Search the entries for the word "name" and pull out each line that has it.
- - -
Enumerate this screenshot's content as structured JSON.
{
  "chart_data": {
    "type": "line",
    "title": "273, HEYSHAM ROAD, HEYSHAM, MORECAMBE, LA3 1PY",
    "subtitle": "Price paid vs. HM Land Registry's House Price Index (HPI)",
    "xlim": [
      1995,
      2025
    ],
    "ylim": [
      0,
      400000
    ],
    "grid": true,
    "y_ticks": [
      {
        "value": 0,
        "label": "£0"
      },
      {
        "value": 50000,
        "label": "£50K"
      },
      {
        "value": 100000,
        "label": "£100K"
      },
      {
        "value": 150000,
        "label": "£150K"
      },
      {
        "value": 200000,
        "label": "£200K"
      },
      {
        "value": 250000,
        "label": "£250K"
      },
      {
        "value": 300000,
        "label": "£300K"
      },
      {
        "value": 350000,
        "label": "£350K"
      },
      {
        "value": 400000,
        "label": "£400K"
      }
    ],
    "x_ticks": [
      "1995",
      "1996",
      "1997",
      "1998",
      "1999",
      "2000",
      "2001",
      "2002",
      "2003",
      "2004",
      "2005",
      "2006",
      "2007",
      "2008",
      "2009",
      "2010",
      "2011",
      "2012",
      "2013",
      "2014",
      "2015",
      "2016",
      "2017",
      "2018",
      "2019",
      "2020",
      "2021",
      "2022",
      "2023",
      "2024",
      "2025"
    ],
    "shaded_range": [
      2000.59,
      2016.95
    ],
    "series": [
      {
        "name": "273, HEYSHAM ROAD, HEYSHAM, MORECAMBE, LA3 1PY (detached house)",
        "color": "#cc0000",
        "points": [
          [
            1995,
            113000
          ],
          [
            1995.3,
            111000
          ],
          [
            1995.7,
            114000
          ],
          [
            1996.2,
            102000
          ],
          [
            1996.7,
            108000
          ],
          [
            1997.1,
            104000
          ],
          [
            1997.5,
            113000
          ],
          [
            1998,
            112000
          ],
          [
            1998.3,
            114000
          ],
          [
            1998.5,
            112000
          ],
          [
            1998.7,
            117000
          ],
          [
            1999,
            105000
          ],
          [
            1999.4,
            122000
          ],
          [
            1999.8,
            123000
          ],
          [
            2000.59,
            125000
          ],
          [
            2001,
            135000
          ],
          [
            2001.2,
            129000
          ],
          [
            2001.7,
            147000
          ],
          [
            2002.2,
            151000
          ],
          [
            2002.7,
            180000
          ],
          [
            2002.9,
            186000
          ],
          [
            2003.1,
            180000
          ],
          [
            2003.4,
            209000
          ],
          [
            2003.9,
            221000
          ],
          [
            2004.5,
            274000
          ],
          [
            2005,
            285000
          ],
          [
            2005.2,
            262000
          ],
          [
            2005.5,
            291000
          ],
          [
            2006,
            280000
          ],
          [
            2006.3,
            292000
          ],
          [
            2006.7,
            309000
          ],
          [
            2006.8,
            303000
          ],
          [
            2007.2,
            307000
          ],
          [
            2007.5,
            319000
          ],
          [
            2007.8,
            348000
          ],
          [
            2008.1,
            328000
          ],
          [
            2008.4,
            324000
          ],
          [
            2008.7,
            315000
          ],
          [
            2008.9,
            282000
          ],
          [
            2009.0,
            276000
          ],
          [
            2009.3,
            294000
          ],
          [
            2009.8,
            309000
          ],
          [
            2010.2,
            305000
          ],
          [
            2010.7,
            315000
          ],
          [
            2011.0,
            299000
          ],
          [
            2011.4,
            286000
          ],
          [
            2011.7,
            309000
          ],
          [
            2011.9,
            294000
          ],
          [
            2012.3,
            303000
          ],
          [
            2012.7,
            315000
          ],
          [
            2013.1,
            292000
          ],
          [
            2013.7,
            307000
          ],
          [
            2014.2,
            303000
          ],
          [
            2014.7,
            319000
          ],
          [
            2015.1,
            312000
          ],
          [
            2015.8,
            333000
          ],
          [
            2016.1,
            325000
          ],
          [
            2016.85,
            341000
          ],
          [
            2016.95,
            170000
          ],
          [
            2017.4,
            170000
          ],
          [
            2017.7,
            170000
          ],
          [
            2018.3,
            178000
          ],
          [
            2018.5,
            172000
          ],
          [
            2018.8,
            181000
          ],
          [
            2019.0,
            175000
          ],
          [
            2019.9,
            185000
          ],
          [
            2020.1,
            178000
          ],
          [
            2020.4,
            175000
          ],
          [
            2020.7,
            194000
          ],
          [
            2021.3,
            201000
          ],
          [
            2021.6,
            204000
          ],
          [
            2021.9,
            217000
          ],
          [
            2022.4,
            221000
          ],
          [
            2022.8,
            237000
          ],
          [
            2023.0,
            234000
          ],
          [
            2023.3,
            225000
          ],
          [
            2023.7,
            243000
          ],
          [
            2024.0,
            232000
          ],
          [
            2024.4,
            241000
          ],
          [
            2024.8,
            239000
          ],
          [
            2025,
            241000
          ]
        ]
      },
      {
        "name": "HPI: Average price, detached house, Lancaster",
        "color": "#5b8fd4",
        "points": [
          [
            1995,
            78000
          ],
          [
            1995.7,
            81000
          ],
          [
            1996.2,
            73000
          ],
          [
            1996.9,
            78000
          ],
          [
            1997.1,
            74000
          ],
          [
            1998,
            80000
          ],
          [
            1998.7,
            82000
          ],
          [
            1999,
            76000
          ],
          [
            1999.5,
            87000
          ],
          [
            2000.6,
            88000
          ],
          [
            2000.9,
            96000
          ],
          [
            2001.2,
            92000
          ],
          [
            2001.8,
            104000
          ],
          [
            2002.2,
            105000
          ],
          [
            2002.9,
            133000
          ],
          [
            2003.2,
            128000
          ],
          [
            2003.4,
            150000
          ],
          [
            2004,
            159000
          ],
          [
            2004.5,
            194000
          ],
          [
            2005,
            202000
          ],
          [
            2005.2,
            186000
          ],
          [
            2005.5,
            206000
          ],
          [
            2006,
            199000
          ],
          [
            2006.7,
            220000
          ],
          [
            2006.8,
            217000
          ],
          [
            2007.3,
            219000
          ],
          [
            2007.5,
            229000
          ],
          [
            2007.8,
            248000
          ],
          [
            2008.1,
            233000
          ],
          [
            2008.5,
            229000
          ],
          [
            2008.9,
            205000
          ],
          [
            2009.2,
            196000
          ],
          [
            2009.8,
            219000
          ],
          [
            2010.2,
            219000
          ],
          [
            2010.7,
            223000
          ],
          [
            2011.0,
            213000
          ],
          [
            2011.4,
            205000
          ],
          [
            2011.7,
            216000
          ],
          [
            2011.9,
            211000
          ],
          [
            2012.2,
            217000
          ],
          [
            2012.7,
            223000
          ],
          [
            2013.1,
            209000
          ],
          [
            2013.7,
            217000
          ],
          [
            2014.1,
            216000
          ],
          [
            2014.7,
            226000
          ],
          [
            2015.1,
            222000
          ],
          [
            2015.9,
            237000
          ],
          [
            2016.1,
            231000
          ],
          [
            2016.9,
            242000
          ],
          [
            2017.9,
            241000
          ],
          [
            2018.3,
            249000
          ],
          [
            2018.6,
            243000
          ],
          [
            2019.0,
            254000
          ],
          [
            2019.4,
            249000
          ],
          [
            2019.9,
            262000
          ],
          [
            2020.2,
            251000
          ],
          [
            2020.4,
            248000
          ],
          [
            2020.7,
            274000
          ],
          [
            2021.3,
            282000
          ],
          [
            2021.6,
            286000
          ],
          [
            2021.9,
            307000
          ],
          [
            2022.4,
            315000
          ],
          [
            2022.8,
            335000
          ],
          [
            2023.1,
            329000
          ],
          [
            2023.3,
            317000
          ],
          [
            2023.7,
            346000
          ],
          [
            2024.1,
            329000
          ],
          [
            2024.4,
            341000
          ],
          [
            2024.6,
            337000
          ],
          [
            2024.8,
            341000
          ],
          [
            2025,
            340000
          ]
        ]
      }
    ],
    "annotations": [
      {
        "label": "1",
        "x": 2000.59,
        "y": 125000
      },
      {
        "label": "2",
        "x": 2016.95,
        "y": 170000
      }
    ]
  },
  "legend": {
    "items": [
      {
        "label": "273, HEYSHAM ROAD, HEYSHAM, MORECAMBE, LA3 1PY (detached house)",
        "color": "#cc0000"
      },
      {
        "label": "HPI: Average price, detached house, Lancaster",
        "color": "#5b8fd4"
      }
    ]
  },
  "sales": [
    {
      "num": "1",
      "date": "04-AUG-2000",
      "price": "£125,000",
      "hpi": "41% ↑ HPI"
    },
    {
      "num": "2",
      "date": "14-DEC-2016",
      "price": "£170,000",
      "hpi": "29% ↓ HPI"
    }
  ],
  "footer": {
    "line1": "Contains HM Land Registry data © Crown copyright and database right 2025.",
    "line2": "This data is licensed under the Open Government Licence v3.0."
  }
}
- - -
#### Exercise answer
        "name": "273, HEYSHAM ROAD, HEYSHAM, MORECAMBE, LA3 1PY (detached house)",
        "name": "HPI: Average price, detached house, Lancaster",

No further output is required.